(Data extracted from a collection)
— begin —
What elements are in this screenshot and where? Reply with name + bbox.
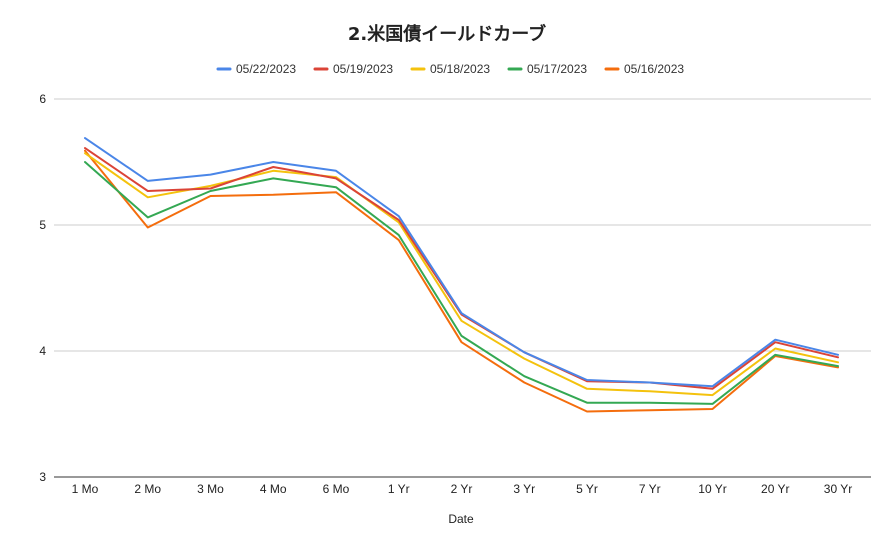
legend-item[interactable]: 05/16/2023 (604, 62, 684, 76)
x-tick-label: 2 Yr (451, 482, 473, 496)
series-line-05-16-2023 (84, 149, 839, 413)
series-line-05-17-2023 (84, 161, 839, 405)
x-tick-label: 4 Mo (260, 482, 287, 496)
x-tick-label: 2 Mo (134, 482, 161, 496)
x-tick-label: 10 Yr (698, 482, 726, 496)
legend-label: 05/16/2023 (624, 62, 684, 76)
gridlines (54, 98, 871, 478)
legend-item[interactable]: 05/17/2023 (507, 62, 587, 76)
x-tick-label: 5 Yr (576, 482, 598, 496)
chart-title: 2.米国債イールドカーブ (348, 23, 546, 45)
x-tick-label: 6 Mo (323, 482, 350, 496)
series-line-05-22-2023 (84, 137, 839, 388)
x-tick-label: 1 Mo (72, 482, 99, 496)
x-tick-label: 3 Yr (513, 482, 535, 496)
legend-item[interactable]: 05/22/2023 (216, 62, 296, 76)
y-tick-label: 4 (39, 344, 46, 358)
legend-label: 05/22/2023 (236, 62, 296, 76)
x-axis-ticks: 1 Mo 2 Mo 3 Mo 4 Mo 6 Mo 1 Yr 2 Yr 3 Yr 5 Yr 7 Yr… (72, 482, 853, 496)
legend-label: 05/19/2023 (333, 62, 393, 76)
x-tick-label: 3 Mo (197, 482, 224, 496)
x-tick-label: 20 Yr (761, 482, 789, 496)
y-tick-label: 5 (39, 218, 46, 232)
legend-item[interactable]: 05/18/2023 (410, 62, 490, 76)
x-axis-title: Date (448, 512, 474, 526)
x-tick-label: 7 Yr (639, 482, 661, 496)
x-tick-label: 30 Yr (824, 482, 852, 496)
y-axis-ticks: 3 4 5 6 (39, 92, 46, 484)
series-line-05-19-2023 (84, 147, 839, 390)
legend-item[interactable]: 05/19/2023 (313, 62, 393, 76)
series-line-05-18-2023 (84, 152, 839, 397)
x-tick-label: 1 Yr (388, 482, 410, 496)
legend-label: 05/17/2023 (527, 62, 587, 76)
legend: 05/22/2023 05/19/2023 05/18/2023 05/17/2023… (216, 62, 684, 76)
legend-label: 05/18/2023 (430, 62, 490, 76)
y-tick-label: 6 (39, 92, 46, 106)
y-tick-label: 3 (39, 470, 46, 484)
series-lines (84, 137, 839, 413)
— end —
— begin —
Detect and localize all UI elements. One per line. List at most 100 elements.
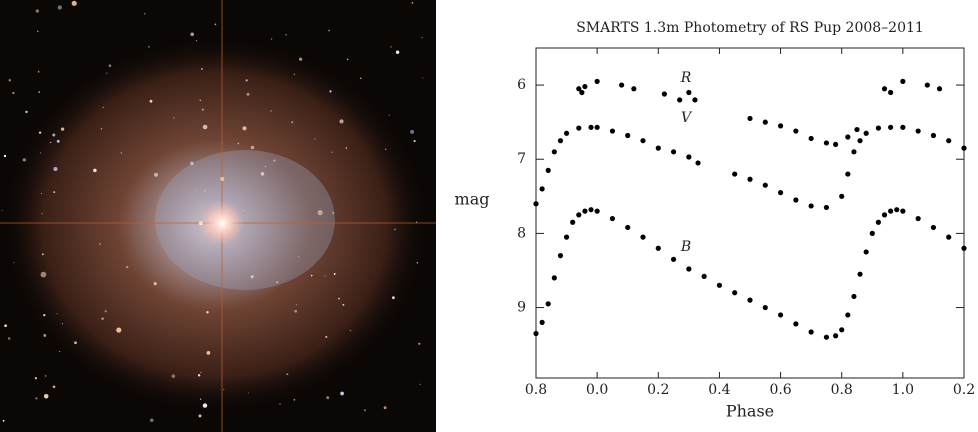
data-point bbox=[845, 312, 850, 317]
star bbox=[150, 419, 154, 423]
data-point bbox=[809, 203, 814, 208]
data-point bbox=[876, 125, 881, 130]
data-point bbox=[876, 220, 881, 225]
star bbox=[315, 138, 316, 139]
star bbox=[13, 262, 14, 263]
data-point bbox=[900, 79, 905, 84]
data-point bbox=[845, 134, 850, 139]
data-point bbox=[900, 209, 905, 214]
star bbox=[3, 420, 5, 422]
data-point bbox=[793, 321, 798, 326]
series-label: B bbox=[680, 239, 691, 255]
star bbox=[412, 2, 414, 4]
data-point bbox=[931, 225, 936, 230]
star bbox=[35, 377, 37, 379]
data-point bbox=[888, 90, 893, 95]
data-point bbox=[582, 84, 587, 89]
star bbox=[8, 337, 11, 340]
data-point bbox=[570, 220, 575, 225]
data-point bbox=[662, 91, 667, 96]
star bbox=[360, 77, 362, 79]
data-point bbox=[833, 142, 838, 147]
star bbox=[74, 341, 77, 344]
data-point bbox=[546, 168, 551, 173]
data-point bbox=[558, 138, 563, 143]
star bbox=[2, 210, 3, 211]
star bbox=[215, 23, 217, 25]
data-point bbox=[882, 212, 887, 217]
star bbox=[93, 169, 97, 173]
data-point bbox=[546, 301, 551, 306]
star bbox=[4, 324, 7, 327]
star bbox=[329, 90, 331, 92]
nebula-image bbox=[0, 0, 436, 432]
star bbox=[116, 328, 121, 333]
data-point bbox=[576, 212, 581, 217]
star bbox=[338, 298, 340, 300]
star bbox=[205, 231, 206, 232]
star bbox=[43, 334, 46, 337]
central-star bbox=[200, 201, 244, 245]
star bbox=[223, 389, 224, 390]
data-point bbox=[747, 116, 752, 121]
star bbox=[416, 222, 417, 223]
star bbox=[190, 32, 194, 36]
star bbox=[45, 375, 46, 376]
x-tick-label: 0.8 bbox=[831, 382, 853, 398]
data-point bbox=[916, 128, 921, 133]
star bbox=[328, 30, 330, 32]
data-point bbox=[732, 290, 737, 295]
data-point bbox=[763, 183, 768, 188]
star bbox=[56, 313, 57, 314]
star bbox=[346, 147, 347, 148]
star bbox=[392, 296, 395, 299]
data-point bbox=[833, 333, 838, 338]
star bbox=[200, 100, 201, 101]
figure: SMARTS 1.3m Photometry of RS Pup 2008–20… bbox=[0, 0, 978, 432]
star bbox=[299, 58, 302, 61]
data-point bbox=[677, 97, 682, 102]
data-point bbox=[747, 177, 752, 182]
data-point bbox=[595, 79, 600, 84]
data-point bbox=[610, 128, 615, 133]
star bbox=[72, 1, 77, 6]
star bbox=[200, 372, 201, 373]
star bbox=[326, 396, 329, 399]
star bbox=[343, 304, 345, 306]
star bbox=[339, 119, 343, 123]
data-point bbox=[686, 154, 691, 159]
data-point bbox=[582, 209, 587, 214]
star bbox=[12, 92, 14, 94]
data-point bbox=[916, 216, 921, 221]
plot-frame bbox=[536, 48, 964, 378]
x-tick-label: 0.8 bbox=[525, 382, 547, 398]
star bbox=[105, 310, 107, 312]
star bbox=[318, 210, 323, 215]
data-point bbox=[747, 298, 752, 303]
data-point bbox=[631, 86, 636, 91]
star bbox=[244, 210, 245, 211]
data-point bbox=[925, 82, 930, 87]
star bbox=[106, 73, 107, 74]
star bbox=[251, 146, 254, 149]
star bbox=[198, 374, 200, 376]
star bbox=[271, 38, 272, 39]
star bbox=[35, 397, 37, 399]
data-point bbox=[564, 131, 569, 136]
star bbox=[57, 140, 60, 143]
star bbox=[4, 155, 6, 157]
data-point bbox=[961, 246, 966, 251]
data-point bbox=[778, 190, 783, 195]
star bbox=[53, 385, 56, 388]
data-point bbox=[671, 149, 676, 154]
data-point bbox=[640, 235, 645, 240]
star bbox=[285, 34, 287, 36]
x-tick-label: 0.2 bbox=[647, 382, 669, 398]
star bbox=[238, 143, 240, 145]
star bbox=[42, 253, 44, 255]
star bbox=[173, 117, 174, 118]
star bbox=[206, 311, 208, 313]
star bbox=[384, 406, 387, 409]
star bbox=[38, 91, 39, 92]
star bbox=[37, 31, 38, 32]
— end —
— begin —
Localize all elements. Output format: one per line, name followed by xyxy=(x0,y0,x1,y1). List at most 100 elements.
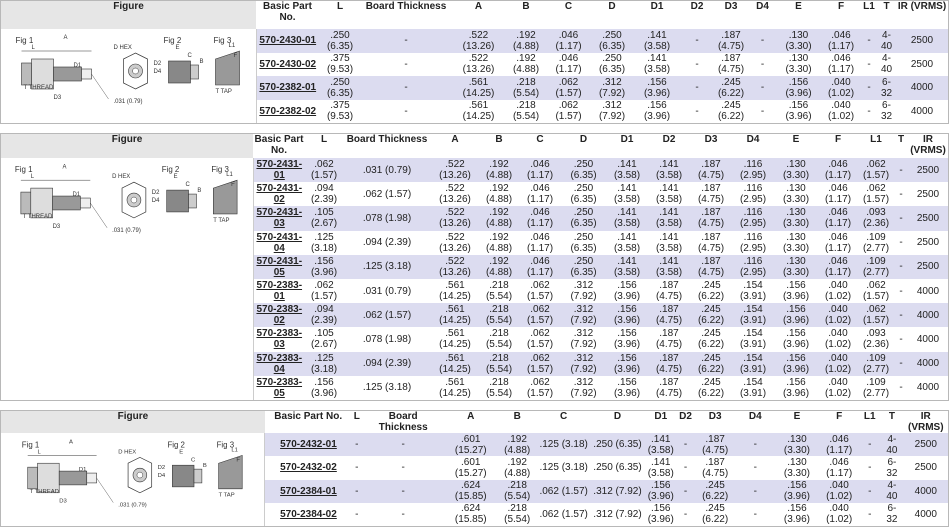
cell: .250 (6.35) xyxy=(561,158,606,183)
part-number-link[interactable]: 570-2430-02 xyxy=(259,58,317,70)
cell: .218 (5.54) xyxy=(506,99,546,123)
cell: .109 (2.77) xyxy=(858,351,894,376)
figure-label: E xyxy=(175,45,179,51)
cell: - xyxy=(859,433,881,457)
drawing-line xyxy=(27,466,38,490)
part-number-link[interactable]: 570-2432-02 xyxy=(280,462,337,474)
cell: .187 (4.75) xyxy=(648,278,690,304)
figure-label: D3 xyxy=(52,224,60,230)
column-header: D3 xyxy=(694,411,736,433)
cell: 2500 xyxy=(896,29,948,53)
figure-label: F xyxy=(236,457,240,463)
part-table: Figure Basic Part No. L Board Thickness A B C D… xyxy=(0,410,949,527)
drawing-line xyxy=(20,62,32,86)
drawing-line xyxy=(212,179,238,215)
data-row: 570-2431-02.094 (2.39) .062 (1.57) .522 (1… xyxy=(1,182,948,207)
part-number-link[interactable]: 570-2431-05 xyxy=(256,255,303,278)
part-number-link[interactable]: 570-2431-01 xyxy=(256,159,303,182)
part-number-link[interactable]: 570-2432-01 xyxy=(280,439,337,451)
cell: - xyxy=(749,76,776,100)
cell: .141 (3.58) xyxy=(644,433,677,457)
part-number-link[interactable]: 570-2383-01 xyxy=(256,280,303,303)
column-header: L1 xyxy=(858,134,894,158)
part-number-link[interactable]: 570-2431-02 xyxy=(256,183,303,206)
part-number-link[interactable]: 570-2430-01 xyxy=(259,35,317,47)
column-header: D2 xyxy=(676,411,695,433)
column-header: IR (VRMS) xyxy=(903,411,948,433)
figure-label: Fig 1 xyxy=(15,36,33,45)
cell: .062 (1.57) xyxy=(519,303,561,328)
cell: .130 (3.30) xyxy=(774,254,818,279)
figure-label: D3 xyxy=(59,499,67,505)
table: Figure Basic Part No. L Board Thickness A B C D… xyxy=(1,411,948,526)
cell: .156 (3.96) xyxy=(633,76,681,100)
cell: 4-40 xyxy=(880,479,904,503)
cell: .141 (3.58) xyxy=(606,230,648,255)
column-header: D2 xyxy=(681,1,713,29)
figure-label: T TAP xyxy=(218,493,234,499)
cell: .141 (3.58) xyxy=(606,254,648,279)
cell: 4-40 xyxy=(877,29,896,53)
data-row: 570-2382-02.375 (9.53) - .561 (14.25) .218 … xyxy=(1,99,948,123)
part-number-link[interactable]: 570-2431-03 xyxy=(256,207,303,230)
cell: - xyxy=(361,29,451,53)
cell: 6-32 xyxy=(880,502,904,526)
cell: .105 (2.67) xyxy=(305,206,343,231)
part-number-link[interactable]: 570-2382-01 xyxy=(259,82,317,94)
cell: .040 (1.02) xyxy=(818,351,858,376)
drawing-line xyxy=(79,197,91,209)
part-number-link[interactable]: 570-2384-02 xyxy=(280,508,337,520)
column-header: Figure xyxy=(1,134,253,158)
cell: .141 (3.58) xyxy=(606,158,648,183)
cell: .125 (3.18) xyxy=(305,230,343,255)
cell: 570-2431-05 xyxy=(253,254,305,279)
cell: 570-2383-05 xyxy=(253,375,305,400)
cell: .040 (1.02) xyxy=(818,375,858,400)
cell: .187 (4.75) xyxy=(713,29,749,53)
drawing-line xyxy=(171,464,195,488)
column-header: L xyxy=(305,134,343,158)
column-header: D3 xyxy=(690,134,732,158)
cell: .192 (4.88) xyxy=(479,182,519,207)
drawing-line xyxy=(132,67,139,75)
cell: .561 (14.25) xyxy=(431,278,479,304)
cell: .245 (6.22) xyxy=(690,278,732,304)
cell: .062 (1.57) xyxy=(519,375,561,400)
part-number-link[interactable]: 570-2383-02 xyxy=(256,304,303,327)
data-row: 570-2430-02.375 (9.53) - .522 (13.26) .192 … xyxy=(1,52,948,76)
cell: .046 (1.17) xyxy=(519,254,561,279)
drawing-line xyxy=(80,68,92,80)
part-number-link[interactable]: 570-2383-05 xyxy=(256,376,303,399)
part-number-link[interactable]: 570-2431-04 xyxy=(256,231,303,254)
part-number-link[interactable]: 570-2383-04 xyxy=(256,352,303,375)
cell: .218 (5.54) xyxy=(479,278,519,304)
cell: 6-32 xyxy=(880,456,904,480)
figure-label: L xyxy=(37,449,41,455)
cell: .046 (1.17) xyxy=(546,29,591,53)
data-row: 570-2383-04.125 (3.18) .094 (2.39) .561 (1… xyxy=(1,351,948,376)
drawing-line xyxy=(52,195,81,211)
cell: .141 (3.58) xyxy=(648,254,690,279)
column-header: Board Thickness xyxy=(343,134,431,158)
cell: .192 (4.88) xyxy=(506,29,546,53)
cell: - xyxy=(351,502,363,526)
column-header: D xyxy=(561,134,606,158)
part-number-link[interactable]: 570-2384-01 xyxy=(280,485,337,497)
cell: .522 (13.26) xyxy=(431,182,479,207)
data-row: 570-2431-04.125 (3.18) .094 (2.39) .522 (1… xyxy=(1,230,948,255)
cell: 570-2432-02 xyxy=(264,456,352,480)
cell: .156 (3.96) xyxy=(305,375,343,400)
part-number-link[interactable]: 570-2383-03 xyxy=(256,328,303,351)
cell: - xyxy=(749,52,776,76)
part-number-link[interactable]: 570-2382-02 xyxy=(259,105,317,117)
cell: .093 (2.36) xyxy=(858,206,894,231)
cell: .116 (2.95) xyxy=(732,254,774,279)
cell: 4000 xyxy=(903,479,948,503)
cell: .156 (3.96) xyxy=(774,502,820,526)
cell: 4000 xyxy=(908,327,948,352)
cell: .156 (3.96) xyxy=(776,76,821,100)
— end —
> _To be done_: Filter the entries above down to the lines that contain the string "elements". Copy each matching line in full.

> _Answer to this problem_:
What elements are in this screenshot and where? Reply with name + bbox.
Detect and localize all UI elements. One per line. List at most 100 elements.
Localize all elements. Output format: one per line, name followed by xyxy=(x0,y0,x1,y1). List at most 100 elements.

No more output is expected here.